Task objective: Transcribe all of the material exactly.

[Begin Task input]

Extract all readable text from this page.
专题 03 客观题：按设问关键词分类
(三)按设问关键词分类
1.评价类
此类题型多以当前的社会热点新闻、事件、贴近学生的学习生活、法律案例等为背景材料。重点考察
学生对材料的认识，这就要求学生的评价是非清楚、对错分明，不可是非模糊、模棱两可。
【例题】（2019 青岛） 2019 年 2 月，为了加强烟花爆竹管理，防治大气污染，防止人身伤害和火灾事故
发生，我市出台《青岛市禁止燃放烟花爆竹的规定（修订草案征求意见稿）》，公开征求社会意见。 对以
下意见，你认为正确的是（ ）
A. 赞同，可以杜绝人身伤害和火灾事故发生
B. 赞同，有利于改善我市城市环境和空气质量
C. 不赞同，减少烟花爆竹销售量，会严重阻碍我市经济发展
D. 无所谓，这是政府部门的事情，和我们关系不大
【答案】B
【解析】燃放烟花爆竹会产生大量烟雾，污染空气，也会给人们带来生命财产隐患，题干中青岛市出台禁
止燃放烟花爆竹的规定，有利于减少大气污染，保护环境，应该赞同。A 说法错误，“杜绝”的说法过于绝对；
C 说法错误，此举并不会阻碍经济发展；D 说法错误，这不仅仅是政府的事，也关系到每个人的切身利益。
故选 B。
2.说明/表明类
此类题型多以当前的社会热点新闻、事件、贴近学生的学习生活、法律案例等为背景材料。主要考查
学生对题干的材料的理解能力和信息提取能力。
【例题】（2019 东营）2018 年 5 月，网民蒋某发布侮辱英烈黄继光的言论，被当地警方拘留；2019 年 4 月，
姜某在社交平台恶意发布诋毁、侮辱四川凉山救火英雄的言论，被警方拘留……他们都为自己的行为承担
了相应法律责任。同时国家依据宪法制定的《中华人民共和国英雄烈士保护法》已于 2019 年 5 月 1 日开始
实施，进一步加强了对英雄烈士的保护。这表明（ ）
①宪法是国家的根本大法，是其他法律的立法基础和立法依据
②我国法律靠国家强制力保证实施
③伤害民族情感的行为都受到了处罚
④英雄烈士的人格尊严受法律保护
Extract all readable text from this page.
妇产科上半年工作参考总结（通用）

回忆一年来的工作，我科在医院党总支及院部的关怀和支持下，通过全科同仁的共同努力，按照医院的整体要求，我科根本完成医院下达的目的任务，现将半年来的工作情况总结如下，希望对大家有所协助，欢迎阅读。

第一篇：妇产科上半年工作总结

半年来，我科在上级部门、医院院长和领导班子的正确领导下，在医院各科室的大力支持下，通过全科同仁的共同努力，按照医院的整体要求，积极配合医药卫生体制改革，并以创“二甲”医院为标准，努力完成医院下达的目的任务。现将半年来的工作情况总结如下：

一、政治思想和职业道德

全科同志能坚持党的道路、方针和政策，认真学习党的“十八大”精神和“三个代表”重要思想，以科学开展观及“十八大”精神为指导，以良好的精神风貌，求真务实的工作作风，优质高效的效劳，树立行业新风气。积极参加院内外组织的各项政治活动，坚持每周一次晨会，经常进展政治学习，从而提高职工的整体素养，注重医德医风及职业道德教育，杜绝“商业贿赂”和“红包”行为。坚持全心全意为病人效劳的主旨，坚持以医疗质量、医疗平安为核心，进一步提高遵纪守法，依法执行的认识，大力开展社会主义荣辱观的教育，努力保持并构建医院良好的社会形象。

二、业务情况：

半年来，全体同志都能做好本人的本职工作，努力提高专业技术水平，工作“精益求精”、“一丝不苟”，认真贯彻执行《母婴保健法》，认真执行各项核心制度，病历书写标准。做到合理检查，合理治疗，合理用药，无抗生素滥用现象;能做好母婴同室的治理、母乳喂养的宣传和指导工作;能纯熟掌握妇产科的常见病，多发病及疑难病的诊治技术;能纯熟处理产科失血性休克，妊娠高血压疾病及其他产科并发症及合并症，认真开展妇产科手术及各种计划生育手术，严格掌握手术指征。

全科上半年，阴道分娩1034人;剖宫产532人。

[End Task input]

Task response:
Extract all readable text from this page.
专题 03 客观题：按设问关键词分类
(三)按设问关键词分类
1.评价类
此类题型多以当前的社会热点新闻、事件、贴近学生的学习生活、法律案例等为背景材料。重点考察
学生对材料的认识，这就要求学生的评价是非清楚、对错分明，不可是非模糊、模棱两可。
【例题】（2019 青岛） 2019 年 2 月，为了加强烟花爆竹管理，防治大气污染，防止人身伤害和火灾事故
发生，我市出台《青岛市禁止燃放烟花爆竹的规定（修订草案征求意见稿）》，公开征求社会意见。 对以
下意见，你认为正确的是（ ）
A. 赞同，可以杜绝人身伤害和火灾事故发生
B. 赞同，有利于改善我市城市环境和空气质量
C. 不赞同，减少烟花爆竹销售量，会严重阻碍我市经济发展
D. 无所谓，这是政府部门的事情，和我们关系不大
【答案】B
【解析】燃放烟花爆竹会产生大量烟雾，污染空气，也会给人们带来生命财产隐患，题干中青岛市出台禁
止燃放烟花爆竹的规定，有利于减少大气污染，保护环境，应该赞同。A 说法错误，“杜绝”的说法过于绝对；
C 说法错误，此举并不会阻碍经济发展；D 说法错误，这不仅仅是政府的事，也关系到每个人的切身利益。
故选 B。
2.说明/表明类
此类题型多以当前的社会热点新闻、事件、贴近学生的学习生活、法律案例等为背景材料。主要考查
学生对题干的材料的理解能力和信息提取能力。
【例题】（2019 东营）2018 年 5 月，网民蒋某发布侮辱英烈黄继光的言论，被当地警方拘留；2019 年 4 月，
姜某在社交平台恶意发布诋毁、侮辱四川凉山救火英雄的言论，被警方拘留……他们都为自己的行为承担
了相应法律责任。同时国家依据宪法制定的《中华人民共和国英雄烈士保护法》已于 2019 年 5 月 1 日开始
实施，进一步加强了对英雄烈士的保护。这表明（ ）
①宪法是国家的根本大法，是其他法律的立法基础和立法依据
②我国法律靠国家强制力保证实施
③伤害民族情感的行为都受到了处罚
④英雄烈士的人格尊严受法律保护
Extract all readable text from this page.
妇产科上半年工作参考总结（通用）

回忆一年来的工作，我科在医院党总支及院部的关怀和支持下，通过全科同仁的共同努力，按照医院的整体要求，我科根本完成医院下达的目的任务，现将半年来的工作情况总结如下，希望对大家有所协助，欢迎阅读。

第一篇：妇产科上半年工作总结

半年来，我科在上级部门、医院院长和领导班子的正确领导下，在医院各科室的大力支持下，通过全科同仁的共同努力，按照医院的整体要求，积极配合医药卫生体制改革，并以创“二甲”医院为标准，努力完成医院下达的目的任务。现将半年来的工作情况总结如下：

一、政治思想和职业道德

全科同志能坚持党的道路、方针和政策，认真学习党的“十八大”精神和“三个代表”重要思想，以科学开展观及“十八大”精神为指导，以良好的精神风貌，求真务实的工作作风，优质高效的效劳，树立行业新风气。积极参加院内外组织的各项政治活动，坚持每周一次晨会，经常进展政治学习，从而提高职工的整体素养，注重医德医风及职业道德教育，杜绝“商业贿赂”和“红包”行为。坚持全心全意为病人效劳的主旨，坚持以医疗质量、医疗平安为核心，进一步提高遵纪守法，依法执行的认识，大力开展社会主义荣辱观的教育，努力保持并构建医院良好的社会形象。

二、业务情况：

半年来，全体同志都能做好本人的本职工作，努力提高专业技术水平，工作“精益求精”、“一丝不苟”，认真贯彻执行《母婴保健法》，认真执行各项核心制度，病历书写标准。做到合理检查，合理治疗，合理用药，无抗生素滥用现象;能做好母婴同室的治理、母乳喂养的宣传和指导工作;能纯熟掌握妇产科的常见病，多发病及疑难病的诊治技术;能纯熟处理产科失血性休克，妊娠高血压疾病及其他产科并发症及合并症，认真开展妇产科手术及各种计划生育手术，严格掌握手术指征。

全科上半年，阴道分娩1034人;剖宫产532人。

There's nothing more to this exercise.